• REQUIREMENT
Read the lines below. Copy out any that hold the string "深圳优品生活集团".
· · · · · · ·
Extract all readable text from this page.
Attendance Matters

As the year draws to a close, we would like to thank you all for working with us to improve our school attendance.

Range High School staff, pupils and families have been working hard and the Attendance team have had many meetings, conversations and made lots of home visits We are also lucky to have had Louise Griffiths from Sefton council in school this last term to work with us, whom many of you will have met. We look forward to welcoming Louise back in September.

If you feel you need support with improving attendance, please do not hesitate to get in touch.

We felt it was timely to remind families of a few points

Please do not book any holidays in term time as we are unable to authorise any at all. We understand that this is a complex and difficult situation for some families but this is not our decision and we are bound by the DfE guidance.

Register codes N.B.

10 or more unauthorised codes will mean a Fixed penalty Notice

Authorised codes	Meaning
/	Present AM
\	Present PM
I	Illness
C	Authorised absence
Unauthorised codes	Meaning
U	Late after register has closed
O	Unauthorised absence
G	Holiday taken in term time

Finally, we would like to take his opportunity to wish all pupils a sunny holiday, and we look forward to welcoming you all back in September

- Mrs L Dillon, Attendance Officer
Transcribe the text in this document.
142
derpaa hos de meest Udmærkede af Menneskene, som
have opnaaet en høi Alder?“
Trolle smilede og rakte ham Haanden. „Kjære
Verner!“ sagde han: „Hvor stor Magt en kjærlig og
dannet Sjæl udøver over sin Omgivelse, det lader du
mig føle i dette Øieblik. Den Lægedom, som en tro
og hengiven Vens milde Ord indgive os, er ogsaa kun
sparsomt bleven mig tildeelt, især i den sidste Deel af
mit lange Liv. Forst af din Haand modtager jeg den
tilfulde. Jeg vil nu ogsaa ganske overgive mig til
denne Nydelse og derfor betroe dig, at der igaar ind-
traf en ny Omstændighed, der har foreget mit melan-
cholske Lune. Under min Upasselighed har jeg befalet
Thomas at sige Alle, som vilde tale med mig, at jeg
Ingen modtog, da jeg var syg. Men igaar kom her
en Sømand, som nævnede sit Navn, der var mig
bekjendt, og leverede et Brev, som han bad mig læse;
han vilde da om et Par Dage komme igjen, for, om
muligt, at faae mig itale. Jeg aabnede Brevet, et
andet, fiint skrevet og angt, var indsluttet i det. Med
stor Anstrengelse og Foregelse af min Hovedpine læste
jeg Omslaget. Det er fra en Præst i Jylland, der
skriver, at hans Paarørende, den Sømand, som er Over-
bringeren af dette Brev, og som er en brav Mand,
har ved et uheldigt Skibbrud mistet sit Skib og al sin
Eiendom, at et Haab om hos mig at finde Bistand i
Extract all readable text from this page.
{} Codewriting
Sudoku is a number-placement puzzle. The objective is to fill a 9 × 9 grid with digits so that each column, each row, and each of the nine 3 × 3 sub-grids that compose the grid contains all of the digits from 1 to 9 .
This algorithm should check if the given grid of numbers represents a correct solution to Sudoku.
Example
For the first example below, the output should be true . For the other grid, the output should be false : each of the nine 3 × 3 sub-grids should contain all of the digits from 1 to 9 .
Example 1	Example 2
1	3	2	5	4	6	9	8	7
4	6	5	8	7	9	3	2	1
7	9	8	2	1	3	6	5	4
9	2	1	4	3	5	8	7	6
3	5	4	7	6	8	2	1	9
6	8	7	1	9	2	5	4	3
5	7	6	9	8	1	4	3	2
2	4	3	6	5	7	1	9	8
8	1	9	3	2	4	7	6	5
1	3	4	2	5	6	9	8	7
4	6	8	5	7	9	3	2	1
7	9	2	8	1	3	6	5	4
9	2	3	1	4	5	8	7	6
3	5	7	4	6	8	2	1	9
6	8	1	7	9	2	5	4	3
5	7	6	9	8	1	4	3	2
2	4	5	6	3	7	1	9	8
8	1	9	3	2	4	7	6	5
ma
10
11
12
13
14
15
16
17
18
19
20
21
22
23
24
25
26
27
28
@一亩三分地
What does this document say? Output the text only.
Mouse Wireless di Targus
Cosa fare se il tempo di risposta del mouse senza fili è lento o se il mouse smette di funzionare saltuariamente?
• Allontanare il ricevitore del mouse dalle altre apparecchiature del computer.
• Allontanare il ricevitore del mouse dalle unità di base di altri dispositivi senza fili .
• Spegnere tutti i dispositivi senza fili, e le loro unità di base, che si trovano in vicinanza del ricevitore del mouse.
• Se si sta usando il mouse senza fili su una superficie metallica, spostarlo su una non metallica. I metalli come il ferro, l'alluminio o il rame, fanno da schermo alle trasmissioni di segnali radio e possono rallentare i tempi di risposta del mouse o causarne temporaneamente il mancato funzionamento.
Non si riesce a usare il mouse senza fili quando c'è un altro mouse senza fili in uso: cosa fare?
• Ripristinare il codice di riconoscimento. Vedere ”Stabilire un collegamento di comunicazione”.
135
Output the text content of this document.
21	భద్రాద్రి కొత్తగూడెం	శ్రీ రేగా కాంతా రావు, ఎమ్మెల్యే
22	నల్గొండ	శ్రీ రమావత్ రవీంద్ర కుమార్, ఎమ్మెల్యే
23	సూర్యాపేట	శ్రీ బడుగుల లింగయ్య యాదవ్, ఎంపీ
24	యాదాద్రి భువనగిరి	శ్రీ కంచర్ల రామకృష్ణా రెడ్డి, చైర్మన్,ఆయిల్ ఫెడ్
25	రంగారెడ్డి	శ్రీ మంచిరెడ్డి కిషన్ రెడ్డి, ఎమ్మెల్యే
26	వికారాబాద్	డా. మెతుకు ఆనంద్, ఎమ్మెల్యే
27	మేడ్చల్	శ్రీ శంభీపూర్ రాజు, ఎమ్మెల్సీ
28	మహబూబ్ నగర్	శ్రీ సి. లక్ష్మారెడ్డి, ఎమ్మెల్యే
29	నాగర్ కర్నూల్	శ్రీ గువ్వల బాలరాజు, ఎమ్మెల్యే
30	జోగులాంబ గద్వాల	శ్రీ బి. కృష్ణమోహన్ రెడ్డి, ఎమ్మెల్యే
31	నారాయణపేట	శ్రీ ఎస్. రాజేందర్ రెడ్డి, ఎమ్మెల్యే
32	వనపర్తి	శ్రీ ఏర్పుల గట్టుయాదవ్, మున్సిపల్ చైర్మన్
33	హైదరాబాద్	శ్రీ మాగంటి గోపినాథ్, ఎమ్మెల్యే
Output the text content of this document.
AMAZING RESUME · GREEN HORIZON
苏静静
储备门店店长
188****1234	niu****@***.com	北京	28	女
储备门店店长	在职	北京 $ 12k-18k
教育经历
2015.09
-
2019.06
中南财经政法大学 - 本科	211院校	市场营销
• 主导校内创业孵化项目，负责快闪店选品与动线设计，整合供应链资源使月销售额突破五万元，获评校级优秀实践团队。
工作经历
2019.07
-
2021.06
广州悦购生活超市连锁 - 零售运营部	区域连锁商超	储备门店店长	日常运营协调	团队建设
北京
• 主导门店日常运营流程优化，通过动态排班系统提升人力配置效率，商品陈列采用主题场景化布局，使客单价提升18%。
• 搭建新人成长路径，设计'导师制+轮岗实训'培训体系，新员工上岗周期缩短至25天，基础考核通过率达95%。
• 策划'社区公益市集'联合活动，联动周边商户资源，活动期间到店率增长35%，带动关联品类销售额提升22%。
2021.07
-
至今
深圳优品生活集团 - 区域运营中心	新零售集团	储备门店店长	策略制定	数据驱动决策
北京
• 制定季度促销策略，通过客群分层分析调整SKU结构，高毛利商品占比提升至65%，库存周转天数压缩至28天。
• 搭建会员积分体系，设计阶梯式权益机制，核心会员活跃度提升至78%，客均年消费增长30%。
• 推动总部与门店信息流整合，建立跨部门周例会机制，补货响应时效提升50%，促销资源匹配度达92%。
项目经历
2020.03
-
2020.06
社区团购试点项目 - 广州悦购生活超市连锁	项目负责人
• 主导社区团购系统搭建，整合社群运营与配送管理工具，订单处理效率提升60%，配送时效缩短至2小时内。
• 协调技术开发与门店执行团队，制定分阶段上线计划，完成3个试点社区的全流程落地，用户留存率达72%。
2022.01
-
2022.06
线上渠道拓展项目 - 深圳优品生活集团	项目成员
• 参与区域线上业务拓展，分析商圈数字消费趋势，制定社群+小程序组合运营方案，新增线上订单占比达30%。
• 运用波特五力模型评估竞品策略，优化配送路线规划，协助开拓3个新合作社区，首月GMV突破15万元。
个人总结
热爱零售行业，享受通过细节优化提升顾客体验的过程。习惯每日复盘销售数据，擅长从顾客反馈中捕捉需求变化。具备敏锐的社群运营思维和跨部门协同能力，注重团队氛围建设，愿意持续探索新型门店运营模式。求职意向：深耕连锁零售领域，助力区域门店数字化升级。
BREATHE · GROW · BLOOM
· · · · · · ·
• SOLUTION BELOW
深圳优品生活集团 - 区域运营中心	新零售集团	储备门店店长	策略制定	数据驱动决策
线上渠道拓展项目 - 深圳优品生活集团	项目成员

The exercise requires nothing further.